- Data for the task:
□ □ □ □ □ □ □

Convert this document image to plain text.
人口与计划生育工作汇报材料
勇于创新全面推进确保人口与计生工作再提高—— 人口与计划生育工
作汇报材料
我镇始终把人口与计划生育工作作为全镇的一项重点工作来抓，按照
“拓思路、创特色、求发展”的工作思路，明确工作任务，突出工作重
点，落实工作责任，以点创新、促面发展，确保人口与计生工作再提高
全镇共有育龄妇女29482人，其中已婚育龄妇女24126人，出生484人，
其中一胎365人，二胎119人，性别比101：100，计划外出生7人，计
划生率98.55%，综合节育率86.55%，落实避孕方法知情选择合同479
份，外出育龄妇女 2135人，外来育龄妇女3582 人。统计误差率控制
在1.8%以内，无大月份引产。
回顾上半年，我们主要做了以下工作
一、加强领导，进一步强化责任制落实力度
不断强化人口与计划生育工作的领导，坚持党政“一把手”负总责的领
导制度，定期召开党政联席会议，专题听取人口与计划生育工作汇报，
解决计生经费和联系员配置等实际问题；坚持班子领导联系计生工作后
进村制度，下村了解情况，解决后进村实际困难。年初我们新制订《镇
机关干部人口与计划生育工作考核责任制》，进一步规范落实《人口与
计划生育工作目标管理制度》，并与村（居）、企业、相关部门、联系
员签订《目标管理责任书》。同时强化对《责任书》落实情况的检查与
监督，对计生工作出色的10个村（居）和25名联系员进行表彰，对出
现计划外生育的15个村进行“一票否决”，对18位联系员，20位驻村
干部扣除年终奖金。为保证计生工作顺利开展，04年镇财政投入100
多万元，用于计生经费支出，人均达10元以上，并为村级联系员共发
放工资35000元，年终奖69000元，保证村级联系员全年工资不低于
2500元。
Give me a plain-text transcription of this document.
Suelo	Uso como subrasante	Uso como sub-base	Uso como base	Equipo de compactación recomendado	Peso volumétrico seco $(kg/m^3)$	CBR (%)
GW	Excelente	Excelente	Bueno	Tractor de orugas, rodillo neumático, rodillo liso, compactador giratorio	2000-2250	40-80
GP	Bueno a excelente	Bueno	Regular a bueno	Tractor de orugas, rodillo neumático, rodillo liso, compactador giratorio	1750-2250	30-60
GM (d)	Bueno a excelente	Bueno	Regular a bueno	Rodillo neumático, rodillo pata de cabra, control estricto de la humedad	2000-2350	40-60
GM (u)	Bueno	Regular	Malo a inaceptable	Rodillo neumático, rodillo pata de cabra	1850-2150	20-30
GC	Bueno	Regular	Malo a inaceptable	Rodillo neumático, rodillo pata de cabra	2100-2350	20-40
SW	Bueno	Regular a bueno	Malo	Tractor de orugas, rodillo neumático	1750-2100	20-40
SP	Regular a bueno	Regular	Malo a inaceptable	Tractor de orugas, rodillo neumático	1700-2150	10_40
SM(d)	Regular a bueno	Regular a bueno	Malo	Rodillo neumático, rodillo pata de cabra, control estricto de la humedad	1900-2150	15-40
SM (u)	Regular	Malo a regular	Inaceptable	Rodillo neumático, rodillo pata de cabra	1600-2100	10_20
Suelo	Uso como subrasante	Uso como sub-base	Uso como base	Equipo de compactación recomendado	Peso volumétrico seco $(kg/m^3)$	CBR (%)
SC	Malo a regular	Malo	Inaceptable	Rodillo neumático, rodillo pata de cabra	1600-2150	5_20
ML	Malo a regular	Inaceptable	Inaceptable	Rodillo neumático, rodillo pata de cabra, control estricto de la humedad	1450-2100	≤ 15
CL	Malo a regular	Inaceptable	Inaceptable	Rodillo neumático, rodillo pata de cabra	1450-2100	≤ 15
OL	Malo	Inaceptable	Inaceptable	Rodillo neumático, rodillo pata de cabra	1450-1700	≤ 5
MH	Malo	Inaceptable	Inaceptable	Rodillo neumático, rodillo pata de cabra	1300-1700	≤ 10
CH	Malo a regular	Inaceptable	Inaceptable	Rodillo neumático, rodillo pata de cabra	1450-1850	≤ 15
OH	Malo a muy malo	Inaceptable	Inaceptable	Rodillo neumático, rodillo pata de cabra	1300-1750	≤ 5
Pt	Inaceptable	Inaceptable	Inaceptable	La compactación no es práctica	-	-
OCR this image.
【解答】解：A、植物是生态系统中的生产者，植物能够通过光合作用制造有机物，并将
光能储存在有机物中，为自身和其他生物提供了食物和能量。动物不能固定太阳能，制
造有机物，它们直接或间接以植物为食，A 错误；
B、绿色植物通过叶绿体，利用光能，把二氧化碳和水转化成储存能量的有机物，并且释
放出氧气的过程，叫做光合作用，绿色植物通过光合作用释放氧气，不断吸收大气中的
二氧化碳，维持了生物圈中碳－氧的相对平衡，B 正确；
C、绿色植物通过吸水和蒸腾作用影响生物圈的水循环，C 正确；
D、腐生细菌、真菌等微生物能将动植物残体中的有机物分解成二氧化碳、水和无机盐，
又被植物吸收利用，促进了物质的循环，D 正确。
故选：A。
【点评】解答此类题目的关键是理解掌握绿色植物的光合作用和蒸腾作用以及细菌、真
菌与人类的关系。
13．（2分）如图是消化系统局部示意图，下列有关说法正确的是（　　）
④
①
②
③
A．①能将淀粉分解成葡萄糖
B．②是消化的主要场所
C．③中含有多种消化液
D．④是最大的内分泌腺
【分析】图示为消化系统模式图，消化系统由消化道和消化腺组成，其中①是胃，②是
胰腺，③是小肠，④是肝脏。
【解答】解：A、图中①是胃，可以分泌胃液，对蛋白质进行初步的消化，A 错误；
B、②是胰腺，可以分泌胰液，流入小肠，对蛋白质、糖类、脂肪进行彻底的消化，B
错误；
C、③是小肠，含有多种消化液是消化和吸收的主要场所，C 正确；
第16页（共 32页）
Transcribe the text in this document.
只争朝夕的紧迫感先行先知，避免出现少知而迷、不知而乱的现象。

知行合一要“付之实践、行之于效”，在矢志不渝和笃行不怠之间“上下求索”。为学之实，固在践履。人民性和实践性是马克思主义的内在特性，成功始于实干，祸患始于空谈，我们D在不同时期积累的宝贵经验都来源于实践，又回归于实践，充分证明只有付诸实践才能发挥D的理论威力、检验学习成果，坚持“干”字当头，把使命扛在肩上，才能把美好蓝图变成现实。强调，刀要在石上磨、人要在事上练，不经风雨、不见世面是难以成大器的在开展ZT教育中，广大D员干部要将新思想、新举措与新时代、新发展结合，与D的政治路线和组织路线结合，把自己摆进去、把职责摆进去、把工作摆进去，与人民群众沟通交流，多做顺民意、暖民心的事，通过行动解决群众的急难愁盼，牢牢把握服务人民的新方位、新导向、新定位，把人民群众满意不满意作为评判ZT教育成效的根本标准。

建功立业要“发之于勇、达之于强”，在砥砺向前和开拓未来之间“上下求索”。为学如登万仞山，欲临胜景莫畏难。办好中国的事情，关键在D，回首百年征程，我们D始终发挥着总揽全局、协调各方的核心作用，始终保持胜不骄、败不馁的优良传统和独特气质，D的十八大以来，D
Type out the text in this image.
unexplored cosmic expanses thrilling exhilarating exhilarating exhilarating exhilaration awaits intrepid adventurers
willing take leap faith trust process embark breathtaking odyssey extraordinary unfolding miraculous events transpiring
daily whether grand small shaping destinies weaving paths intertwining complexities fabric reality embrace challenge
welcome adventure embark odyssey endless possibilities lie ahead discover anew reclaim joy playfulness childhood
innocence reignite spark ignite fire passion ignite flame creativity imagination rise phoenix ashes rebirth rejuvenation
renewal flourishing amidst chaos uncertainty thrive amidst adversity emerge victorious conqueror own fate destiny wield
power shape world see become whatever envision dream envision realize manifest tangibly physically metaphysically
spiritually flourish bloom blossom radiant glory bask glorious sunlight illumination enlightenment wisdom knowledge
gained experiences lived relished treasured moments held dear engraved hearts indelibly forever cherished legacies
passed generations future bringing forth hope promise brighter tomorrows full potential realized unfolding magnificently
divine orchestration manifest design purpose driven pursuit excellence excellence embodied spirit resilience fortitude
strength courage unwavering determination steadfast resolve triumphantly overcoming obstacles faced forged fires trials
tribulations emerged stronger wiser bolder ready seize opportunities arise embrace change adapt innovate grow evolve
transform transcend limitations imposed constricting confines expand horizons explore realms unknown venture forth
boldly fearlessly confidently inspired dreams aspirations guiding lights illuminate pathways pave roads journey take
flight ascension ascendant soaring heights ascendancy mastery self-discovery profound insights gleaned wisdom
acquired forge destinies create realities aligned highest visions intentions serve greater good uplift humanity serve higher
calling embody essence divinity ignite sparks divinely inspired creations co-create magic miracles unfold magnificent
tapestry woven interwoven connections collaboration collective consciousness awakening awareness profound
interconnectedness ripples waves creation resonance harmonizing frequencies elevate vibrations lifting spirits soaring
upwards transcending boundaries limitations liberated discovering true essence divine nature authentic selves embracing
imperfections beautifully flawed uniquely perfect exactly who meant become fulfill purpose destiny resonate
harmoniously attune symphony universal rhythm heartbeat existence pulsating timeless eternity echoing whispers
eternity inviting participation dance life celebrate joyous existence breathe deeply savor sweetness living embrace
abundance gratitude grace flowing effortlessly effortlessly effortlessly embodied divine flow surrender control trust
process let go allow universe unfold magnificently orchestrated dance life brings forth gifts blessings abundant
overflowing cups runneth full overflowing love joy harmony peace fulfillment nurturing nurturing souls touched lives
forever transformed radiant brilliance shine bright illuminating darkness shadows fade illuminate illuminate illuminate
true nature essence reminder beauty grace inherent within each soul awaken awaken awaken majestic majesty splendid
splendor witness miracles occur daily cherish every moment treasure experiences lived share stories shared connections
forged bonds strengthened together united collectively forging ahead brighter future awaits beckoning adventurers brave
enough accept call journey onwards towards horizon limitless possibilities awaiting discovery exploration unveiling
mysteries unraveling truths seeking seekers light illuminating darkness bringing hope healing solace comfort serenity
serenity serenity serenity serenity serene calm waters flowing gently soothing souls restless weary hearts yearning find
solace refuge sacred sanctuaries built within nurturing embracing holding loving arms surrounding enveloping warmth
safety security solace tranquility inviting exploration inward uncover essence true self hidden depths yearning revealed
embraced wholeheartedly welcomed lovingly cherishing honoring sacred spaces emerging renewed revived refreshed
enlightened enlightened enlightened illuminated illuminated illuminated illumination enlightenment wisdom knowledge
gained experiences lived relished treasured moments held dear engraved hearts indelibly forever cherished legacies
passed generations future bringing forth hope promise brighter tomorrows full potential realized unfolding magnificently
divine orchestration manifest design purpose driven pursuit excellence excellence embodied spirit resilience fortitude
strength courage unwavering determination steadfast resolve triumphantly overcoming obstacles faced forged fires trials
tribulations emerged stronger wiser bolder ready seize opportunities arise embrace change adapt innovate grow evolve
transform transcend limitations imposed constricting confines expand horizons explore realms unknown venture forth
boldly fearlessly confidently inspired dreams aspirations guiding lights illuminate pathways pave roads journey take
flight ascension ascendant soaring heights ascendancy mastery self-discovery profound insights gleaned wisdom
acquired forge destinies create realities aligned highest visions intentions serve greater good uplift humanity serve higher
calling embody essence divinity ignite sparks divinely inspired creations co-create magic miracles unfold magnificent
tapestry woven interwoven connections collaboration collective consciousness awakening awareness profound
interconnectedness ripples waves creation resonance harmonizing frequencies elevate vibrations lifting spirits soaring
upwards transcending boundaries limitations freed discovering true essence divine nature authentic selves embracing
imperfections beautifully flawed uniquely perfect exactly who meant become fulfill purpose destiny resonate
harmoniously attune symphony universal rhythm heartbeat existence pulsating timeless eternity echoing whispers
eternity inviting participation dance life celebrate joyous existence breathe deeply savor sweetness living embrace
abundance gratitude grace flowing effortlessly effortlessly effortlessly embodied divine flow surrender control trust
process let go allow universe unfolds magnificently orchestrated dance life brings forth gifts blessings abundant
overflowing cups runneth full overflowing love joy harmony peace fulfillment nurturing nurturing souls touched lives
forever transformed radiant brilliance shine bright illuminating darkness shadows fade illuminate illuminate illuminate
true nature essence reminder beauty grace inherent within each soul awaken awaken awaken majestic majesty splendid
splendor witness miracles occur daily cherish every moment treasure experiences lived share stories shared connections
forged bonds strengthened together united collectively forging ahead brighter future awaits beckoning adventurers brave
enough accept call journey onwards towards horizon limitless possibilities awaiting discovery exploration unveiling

□ □ □ □ □ □ □

- Set problem: Report how many lines in the listing above include the word "image". Give nothing but the number.

- Answer to the exercise: 3